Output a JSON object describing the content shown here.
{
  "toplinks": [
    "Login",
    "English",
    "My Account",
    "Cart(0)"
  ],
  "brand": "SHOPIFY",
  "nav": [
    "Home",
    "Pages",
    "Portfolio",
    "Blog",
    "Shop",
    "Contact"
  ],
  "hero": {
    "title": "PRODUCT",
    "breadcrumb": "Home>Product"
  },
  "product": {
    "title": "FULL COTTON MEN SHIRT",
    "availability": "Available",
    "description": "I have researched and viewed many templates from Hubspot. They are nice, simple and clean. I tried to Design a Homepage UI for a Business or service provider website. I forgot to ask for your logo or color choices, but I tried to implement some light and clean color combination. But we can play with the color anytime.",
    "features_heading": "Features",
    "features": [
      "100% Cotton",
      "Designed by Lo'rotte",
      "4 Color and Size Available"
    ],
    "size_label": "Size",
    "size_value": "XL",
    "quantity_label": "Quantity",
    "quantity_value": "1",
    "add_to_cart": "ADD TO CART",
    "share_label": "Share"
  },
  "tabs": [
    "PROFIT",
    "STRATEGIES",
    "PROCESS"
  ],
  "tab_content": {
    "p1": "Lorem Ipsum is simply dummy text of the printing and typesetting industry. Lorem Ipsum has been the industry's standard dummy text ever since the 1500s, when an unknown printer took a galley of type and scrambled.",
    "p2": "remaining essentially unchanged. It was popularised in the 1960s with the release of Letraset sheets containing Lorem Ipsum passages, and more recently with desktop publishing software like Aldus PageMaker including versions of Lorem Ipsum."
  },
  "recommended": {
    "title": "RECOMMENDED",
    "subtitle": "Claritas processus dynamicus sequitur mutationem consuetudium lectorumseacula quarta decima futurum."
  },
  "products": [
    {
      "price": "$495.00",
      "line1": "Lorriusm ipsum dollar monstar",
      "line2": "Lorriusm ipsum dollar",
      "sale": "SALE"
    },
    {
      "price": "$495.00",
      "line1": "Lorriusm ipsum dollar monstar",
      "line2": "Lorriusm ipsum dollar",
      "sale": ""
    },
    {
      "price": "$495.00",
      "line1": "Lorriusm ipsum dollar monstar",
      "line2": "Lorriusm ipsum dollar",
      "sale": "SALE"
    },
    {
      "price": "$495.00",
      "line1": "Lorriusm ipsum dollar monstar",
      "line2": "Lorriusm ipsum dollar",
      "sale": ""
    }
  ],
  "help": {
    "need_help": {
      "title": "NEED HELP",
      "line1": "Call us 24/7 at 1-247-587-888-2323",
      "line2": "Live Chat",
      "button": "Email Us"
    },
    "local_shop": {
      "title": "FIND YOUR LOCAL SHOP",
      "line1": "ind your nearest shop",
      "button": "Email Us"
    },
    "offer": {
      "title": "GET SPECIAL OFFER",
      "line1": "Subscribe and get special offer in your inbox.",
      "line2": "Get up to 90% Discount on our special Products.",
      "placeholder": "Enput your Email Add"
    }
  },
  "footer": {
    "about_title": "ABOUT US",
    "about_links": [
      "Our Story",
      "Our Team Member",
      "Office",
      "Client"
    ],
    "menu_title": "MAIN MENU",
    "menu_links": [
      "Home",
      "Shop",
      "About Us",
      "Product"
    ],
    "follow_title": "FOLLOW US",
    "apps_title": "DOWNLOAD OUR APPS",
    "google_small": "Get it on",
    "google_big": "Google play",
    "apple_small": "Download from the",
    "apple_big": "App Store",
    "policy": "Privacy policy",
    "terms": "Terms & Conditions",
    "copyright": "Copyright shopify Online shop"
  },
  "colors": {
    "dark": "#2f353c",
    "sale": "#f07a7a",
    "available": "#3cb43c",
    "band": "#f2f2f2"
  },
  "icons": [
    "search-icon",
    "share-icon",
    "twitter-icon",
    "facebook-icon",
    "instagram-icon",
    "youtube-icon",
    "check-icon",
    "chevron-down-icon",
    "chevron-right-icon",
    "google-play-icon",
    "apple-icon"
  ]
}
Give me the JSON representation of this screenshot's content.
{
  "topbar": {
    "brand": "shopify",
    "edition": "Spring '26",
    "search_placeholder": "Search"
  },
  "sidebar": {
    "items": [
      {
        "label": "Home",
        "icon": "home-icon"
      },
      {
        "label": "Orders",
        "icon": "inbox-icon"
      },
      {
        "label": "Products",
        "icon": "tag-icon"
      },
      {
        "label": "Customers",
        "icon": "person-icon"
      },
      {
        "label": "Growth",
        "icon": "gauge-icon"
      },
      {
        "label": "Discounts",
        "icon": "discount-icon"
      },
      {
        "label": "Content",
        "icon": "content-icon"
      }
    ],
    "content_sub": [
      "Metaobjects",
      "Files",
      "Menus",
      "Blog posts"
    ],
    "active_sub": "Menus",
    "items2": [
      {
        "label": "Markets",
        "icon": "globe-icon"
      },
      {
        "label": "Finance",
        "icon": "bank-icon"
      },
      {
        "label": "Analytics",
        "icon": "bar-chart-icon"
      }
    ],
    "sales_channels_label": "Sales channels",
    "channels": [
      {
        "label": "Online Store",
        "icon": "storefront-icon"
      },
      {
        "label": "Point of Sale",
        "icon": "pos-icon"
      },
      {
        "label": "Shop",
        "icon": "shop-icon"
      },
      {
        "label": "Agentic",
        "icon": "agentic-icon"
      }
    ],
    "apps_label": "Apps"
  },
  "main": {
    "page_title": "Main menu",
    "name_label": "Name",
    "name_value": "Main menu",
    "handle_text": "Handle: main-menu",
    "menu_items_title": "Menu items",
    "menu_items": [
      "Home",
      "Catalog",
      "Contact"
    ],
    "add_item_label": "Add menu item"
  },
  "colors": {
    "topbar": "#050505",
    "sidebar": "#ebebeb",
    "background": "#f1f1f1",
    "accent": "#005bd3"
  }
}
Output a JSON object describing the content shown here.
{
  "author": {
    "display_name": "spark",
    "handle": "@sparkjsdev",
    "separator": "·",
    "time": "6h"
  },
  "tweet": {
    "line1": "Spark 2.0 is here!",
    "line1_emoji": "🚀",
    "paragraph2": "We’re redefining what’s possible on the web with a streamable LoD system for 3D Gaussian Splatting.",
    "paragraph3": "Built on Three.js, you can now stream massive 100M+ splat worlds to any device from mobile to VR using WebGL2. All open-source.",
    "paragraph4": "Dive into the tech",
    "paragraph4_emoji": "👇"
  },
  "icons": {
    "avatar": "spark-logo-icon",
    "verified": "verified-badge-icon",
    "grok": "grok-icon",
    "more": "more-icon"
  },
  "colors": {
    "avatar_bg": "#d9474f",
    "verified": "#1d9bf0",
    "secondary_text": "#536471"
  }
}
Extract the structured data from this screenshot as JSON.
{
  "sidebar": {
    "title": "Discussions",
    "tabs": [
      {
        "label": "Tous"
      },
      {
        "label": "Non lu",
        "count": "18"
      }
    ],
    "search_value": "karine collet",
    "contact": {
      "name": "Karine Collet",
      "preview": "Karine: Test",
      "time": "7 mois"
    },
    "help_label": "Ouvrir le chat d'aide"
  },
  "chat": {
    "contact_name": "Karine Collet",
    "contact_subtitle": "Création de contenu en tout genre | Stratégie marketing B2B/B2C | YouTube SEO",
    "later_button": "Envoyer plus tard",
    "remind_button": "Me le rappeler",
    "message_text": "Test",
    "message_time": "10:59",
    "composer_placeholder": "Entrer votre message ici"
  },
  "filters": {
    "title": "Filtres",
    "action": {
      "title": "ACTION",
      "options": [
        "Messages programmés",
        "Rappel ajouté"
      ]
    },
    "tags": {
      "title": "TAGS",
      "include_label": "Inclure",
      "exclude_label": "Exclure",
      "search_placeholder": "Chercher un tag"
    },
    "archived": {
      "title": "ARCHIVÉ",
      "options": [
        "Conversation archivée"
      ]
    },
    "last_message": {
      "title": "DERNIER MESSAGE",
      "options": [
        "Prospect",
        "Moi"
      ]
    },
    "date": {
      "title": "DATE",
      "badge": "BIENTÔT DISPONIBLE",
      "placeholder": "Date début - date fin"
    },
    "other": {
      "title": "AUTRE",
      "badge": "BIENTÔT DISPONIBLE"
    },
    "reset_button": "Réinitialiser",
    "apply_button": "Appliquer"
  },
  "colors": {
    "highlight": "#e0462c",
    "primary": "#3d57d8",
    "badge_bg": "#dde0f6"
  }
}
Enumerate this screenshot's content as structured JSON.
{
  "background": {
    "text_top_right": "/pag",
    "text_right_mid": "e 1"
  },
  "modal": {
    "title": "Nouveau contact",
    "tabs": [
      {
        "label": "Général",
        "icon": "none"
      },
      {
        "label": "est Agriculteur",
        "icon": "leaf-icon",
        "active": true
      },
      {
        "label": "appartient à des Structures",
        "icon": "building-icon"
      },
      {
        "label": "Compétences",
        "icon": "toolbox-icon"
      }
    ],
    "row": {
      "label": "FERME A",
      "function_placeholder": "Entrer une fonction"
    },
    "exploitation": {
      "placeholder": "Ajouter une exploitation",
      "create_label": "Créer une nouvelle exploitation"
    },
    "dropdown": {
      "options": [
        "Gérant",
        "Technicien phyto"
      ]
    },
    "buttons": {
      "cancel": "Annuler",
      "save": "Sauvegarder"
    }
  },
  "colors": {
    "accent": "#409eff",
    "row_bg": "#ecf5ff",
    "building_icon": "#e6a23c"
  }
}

*Task*: Copy exactly the lines above, from the one containing "Enumerate this screenshot's" through the very last line.

*Solution to the problem*:
Enumerate this screenshot's content as structured JSON.
{
  "background": {
    "text_top_right": "/pag",
    "text_right_mid": "e 1"
  },
  "modal": {
    "title": "Nouveau contact",
    "tabs": [
      {
        "label": "Général",
        "icon": "none"
      },
      {
        "label": "est Agriculteur",
        "icon": "leaf-icon",
        "active": true
      },
      {
        "label": "appartient à des Structures",
        "icon": "building-icon"
      },
      {
        "label": "Compétences",
        "icon": "toolbox-icon"
      }
    ],
    "row": {
      "label": "FERME A",
      "function_placeholder": "Entrer une fonction"
    },
    "exploitation": {
      "placeholder": "Ajouter une exploitation",
      "create_label": "Créer une nouvelle exploitation"
    },
    "dropdown": {
      "options": [
        "Gérant",
        "Technicien phyto"
      ]
    },
    "buttons": {
      "cancel": "Annuler",
      "save": "Sauvegarder"
    }
  },
  "colors": {
    "accent": "#409eff",
    "row_bg": "#ecf5ff",
    "building_icon": "#e6a23c"
  }
}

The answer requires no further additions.